_Work required_
Extract every line below, verbatim.

_Given data_
──────

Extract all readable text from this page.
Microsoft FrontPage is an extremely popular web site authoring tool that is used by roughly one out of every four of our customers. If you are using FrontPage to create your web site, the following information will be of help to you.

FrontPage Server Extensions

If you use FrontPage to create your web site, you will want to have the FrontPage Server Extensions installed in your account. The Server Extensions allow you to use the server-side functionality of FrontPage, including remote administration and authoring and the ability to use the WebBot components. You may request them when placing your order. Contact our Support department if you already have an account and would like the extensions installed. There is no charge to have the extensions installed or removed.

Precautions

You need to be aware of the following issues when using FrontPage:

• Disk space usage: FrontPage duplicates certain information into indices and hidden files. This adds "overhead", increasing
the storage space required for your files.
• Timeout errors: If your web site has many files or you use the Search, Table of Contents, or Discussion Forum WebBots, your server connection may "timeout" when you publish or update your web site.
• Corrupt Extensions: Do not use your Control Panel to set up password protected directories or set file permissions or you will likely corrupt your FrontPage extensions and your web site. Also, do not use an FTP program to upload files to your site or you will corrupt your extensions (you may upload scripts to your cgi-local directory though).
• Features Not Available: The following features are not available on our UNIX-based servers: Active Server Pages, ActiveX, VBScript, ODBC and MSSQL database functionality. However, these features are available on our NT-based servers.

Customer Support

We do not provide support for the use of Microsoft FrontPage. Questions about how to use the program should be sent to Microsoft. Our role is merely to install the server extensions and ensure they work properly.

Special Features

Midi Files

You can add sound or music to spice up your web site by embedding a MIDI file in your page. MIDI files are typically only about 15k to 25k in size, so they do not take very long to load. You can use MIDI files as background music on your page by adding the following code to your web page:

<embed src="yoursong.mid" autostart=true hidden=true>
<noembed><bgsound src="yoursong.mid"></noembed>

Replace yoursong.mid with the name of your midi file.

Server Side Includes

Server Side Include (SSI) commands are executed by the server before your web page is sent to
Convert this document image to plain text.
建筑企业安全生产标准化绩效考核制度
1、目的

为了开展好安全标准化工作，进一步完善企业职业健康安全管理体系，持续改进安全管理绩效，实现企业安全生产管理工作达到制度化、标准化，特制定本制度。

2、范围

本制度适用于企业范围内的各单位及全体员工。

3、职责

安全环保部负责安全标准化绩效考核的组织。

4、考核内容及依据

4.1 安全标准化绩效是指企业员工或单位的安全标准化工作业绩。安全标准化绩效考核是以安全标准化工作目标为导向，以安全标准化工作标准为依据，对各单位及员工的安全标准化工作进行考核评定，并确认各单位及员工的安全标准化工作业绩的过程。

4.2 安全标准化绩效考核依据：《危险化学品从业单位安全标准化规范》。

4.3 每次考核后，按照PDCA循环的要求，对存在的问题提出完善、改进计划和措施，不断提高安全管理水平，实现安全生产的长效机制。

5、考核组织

──────

_Written response_
Extract all readable text from this page.
Microsoft FrontPage is an extremely popular web site authoring tool that is used by roughly one out of every four of our customers. If you are using FrontPage to create your web site, the following information will be of help to you.

FrontPage Server Extensions

If you use FrontPage to create your web site, you will want to have the FrontPage Server Extensions installed in your account. The Server Extensions allow you to use the server-side functionality of FrontPage, including remote administration and authoring and the ability to use the WebBot components. You may request them when placing your order. Contact our Support department if you already have an account and would like the extensions installed. There is no charge to have the extensions installed or removed.

Precautions

You need to be aware of the following issues when using FrontPage:

• Disk space usage: FrontPage duplicates certain information into indices and hidden files. This adds "overhead", increasing
the storage space required for your files.
• Timeout errors: If your web site has many files or you use the Search, Table of Contents, or Discussion Forum WebBots, your server connection may "timeout" when you publish or update your web site.
• Corrupt Extensions: Do not use your Control Panel to set up password protected directories or set file permissions or you will likely corrupt your FrontPage extensions and your web site. Also, do not use an FTP program to upload files to your site or you will corrupt your extensions (you may upload scripts to your cgi-local directory though).
• Features Not Available: The following features are not available on our UNIX-based servers: Active Server Pages, ActiveX, VBScript, ODBC and MSSQL database functionality. However, these features are available on our NT-based servers.

Customer Support

We do not provide support for the use of Microsoft FrontPage. Questions about how to use the program should be sent to Microsoft. Our role is merely to install the server extensions and ensure they work properly.

Special Features

Midi Files

You can add sound or music to spice up your web site by embedding a MIDI file in your page. MIDI files are typically only about 15k to 25k in size, so they do not take very long to load. You can use MIDI files as background music on your page by adding the following code to your web page:

<embed src="yoursong.mid" autostart=true hidden=true>
<noembed><bgsound src="yoursong.mid"></noembed>

Replace yoursong.mid with the name of your midi file.

Server Side Includes

Server Side Include (SSI) commands are executed by the server before your web page is sent to
Convert this document image to plain text.
建筑企业安全生产标准化绩效考核制度
1、目的

为了开展好安全标准化工作，进一步完善企业职业健康安全管理体系，持续改进安全管理绩效，实现企业安全生产管理工作达到制度化、标准化，特制定本制度。

2、范围

本制度适用于企业范围内的各单位及全体员工。

3、职责

安全环保部负责安全标准化绩效考核的组织。

4、考核内容及依据

4.1 安全标准化绩效是指企业员工或单位的安全标准化工作业绩。安全标准化绩效考核是以安全标准化工作目标为导向，以安全标准化工作标准为依据，对各单位及员工的安全标准化工作进行考核评定，并确认各单位及员工的安全标准化工作业绩的过程。

4.2 安全标准化绩效考核依据：《危险化学品从业单位安全标准化规范》。

4.3 每次考核后，按照PDCA循环的要求，对存在的问题提出完善、改进计划和措施，不断提高安全管理水平，实现安全生产的长效机制。

5、考核组织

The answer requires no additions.